• _Supplied records_
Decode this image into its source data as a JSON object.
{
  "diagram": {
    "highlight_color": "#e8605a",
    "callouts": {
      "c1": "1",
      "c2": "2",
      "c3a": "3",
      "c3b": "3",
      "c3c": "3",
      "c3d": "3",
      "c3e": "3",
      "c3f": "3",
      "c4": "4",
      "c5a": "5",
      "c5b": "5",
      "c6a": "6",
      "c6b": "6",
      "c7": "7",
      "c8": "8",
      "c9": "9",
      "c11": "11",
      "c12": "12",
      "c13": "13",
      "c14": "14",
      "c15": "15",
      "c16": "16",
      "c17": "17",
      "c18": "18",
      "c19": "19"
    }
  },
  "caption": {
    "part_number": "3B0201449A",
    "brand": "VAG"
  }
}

• _Instruction_
Repeat all of the records above exactly as written.

• _Answer to this exercise_
Decode this image into its source data as a JSON object.
{
  "diagram": {
    "highlight_color": "#e8605a",
    "callouts": {
      "c1": "1",
      "c2": "2",
      "c3a": "3",
      "c3b": "3",
      "c3c": "3",
      "c3d": "3",
      "c3e": "3",
      "c3f": "3",
      "c4": "4",
      "c5a": "5",
      "c5b": "5",
      "c6a": "6",
      "c6b": "6",
      "c7": "7",
      "c8": "8",
      "c9": "9",
      "c11": "11",
      "c12": "12",
      "c13": "13",
      "c14": "14",
      "c15": "15",
      "c16": "16",
      "c17": "17",
      "c18": "18",
      "c19": "19"
    }
  },
  "caption": {
    "part_number": "3B0201449A",
    "brand": "VAG"
  }
}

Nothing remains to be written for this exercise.